**EXERCISE INSTRUCTIONS**
Using the material below, copy every line where "خدمت" appears.

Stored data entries
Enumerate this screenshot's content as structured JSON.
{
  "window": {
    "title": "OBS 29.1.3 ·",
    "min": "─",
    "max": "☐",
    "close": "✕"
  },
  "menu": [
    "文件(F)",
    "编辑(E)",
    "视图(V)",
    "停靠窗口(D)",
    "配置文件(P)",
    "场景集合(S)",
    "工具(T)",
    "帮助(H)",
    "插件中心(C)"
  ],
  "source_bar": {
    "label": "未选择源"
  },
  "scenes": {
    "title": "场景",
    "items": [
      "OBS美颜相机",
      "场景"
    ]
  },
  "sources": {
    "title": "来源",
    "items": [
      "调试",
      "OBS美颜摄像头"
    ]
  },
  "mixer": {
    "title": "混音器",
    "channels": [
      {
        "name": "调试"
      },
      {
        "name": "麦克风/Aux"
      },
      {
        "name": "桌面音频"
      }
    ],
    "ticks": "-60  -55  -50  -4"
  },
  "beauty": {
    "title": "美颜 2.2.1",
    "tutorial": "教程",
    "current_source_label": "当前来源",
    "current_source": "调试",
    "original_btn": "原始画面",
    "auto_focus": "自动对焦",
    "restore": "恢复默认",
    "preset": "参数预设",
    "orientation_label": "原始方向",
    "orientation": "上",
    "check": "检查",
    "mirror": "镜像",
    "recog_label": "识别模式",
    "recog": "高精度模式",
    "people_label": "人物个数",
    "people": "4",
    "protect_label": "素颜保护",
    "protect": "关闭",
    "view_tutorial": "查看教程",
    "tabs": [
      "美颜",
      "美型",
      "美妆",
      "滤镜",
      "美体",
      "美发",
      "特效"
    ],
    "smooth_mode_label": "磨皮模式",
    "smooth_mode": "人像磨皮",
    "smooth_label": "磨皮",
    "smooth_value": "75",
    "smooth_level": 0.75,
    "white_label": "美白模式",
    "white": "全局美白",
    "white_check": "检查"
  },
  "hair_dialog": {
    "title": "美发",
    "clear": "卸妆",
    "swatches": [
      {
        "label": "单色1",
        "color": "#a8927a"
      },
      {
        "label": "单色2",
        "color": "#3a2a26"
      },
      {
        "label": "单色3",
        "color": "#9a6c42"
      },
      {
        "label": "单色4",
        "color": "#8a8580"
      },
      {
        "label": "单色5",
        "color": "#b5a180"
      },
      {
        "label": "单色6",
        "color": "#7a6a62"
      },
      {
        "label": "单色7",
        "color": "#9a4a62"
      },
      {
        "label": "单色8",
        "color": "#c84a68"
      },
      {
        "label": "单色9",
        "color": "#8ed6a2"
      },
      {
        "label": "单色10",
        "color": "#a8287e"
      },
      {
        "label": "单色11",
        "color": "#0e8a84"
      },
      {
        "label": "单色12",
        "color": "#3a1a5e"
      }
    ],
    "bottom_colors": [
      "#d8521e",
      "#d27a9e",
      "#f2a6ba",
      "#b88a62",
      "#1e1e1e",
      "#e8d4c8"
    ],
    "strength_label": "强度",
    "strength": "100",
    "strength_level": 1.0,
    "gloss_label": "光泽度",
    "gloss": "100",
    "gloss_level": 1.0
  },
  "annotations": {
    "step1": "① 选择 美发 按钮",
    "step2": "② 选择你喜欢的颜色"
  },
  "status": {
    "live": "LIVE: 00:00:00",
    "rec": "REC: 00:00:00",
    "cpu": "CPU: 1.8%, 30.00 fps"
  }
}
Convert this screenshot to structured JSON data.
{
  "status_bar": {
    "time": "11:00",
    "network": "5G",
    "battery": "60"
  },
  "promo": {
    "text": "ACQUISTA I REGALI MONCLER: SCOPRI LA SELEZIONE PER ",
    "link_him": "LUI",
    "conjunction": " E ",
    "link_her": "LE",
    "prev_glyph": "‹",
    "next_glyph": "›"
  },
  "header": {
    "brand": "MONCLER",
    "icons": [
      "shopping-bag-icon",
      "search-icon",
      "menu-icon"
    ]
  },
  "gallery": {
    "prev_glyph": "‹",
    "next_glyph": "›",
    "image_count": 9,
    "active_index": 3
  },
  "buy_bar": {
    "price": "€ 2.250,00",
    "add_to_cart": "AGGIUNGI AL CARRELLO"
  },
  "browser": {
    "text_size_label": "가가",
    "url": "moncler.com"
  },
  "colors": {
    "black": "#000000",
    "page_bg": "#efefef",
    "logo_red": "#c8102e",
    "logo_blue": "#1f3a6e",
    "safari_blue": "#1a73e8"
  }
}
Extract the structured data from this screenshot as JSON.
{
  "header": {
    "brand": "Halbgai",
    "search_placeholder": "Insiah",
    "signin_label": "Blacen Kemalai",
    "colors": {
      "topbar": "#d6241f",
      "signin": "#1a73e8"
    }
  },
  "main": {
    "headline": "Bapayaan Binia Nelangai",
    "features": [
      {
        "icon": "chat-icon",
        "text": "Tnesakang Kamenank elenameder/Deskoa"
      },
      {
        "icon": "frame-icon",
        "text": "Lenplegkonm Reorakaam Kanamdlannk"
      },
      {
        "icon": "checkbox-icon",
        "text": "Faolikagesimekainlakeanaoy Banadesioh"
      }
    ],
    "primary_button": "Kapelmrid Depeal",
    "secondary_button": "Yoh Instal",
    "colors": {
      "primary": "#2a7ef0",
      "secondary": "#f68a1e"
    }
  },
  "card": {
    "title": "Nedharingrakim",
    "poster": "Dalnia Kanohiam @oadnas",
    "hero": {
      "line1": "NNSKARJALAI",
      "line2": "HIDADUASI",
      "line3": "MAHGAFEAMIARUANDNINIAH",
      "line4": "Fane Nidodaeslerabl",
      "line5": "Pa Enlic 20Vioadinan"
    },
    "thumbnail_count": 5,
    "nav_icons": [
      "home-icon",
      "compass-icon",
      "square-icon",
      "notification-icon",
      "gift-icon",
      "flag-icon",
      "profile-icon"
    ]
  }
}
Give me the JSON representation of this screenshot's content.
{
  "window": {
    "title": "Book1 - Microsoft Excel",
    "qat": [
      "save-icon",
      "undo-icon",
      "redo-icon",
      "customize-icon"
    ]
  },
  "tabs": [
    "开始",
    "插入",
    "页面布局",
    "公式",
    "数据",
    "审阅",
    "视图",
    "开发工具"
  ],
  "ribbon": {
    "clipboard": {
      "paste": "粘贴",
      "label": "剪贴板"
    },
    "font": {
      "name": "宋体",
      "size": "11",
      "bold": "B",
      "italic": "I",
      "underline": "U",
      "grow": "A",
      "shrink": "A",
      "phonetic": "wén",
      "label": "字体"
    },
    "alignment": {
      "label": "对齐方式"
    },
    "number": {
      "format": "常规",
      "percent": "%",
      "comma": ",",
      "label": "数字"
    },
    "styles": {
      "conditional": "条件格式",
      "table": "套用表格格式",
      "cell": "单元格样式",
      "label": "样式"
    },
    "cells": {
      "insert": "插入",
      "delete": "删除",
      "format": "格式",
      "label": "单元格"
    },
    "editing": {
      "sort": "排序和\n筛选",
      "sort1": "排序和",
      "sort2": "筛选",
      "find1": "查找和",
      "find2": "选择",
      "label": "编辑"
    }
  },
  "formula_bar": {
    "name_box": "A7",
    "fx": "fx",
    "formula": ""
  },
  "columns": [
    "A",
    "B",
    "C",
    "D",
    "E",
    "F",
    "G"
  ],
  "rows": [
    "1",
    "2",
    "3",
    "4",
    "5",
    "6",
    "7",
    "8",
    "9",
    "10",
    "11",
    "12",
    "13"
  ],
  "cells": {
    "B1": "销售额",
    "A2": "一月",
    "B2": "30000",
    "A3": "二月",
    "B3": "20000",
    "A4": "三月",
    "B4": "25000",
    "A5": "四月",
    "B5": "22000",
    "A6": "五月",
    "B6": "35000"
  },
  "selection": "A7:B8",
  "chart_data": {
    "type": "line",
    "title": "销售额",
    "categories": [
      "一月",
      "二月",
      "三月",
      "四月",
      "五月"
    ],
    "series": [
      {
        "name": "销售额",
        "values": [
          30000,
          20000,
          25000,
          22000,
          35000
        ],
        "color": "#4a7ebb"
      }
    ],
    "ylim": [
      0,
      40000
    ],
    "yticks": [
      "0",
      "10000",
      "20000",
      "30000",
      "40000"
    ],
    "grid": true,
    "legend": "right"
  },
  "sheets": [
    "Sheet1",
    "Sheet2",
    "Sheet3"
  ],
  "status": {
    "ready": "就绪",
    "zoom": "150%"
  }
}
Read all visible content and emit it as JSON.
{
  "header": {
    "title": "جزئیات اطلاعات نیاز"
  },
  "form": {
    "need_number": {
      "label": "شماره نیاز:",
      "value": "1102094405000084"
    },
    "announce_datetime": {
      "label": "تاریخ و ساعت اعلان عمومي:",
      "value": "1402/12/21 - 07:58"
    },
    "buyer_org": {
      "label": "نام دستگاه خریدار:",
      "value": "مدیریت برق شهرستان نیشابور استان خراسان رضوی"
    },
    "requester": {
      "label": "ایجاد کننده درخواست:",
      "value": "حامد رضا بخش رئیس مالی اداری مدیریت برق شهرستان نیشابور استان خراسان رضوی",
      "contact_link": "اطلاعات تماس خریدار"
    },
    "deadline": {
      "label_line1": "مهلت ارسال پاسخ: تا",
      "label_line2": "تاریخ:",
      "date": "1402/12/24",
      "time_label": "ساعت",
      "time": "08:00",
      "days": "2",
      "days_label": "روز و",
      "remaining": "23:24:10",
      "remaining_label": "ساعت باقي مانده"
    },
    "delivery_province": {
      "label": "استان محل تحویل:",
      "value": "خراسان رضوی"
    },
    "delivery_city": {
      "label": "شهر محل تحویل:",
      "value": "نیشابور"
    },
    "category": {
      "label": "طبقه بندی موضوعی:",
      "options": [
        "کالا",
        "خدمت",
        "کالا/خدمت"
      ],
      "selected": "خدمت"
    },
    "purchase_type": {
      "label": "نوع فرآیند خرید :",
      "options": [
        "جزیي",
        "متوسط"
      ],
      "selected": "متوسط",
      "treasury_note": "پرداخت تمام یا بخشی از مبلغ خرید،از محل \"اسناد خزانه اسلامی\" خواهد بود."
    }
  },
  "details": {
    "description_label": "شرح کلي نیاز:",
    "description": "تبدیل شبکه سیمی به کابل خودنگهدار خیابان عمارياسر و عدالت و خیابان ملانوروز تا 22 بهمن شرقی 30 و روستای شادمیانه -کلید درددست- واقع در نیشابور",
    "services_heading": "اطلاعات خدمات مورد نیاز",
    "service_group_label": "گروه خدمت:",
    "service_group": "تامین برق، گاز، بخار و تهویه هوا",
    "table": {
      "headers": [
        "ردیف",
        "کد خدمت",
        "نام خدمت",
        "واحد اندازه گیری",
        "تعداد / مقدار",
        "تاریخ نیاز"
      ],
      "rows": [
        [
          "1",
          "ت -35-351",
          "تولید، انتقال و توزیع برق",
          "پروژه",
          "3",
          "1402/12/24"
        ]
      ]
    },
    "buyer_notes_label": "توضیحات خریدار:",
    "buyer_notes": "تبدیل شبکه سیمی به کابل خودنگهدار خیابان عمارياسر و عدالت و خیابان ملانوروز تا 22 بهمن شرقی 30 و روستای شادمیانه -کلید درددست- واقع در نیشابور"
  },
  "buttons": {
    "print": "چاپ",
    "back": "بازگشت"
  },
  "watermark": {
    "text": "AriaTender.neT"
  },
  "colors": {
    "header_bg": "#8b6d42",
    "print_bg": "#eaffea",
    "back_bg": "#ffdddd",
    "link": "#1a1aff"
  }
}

**SOLVED PROBLEM**
        "خدمت",
        "کالا/خدمت"
      "selected": "خدمت"
    "service_group_label": "گروه خدمت:",
        "کد خدمت",
        "نام خدمت",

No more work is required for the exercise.